>> BEGIN Material for the task

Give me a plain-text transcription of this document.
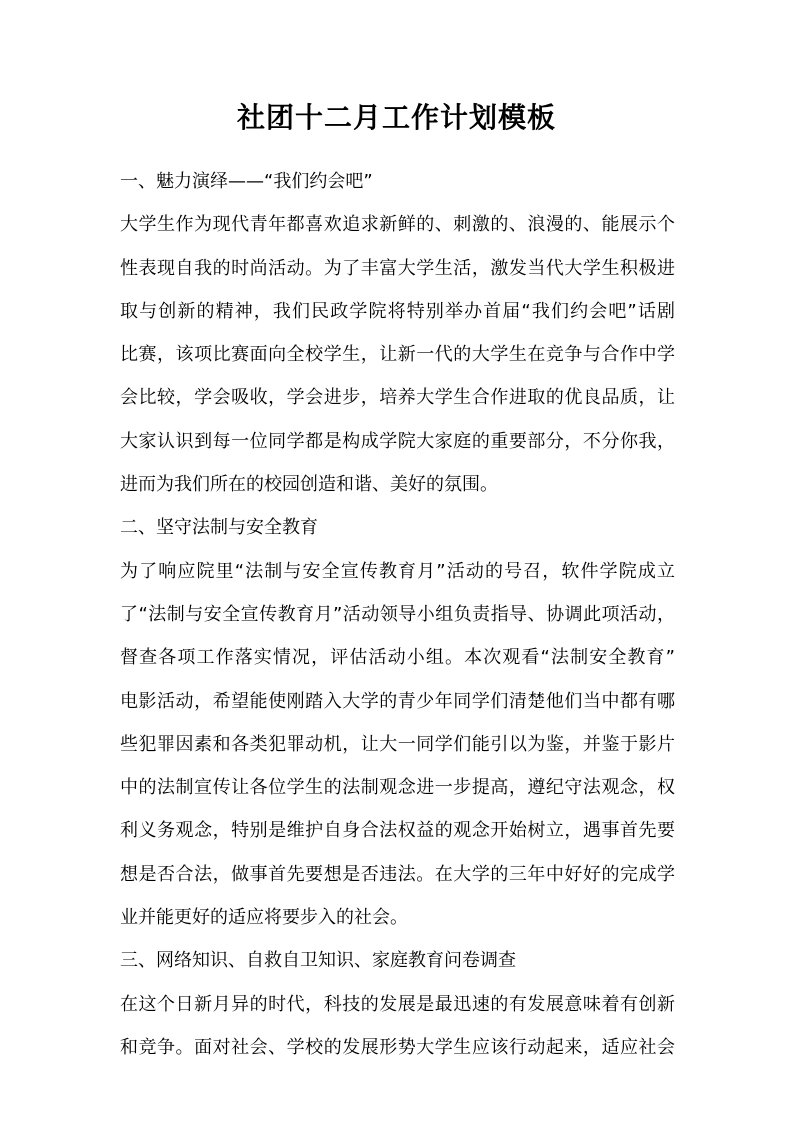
社团十二月工作计划模板
一、魅力演绎——“我们约会吧”
大学生作为现代青年都喜欢追求新鲜的、刺激的、浪漫的、能展示个
性表现自我的时尚活动。为了丰富大学生活，激发当代大学生积极进
取与创新的精神，我们民政学院将特别举办首届“我们约会吧”话剧
比赛，该项比赛面向全校学生，让新一代的大学生在竞争与合作中学
会比较，学会吸收，学会进步，培养大学生合作进取的优良品质，让
大家认识到每一位同学都是构成学院大家庭的重要部分，不分你我，
进而为我们所在的校园创造和谐、美好的氛围。
二、坚守法制与安全教育
为了响应院里“法制与安全宣传教育月”活动的号召，软件学院成立
了“法制与安全宣传教育月”活动领导小组负责指导、协调此项活动，
督查各项工作落实情况，评估活动小组。本次观看“法制安全教育”
电影活动，希望能使刚踏入大学的青少年同学们清楚他们当中都有哪
些犯罪因素和各类犯罪动机，让大一同学们能引以为鉴，并鉴于影片
中的法制宣传让各位学生的法制观念进一步提高，遵纪守法观念，权
利义务观念，特别是维护自身合法权益的观念开始树立，遇事首先要
想是否合法，做事首先要想是否违法。在大学的三年中好好的完成学
业并能更好的适应将要步入的社会。
三、网络知识、自救自卫知识、家庭教育问卷调查
在这个日新月异的时代，科技的发展是最迅速的有发展意味着有创新
和竞争。面对社会、学校的发展形势大学生应该行动起来，适应社会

>> END Material for the task

* The request *
Transcribe the material exactly, leaving every picture out.

* Output *
Give me a plain-text transcription of this document.
社团十二月工作计划模板
一、魅力演绎——“我们约会吧”
大学生作为现代青年都喜欢追求新鲜的、刺激的、浪漫的、能展示个
性表现自我的时尚活动。为了丰富大学生活，激发当代大学生积极进
取与创新的精神，我们民政学院将特别举办首届“我们约会吧”话剧
比赛，该项比赛面向全校学生，让新一代的大学生在竞争与合作中学
会比较，学会吸收，学会进步，培养大学生合作进取的优良品质，让
大家认识到每一位同学都是构成学院大家庭的重要部分，不分你我，
进而为我们所在的校园创造和谐、美好的氛围。
二、坚守法制与安全教育
为了响应院里“法制与安全宣传教育月”活动的号召，软件学院成立
了“法制与安全宣传教育月”活动领导小组负责指导、协调此项活动，
督查各项工作落实情况，评估活动小组。本次观看“法制安全教育”
电影活动，希望能使刚踏入大学的青少年同学们清楚他们当中都有哪
些犯罪因素和各类犯罪动机，让大一同学们能引以为鉴，并鉴于影片
中的法制宣传让各位学生的法制观念进一步提高，遵纪守法观念，权
利义务观念，特别是维护自身合法权益的观念开始树立，遇事首先要
想是否合法，做事首先要想是否违法。在大学的三年中好好的完成学
业并能更好的适应将要步入的社会。
三、网络知识、自救自卫知识、家庭教育问卷调查
在这个日新月异的时代，科技的发展是最迅速的有发展意味着有创新
和竞争。面对社会、学校的发展形势大学生应该行动起来，适应社会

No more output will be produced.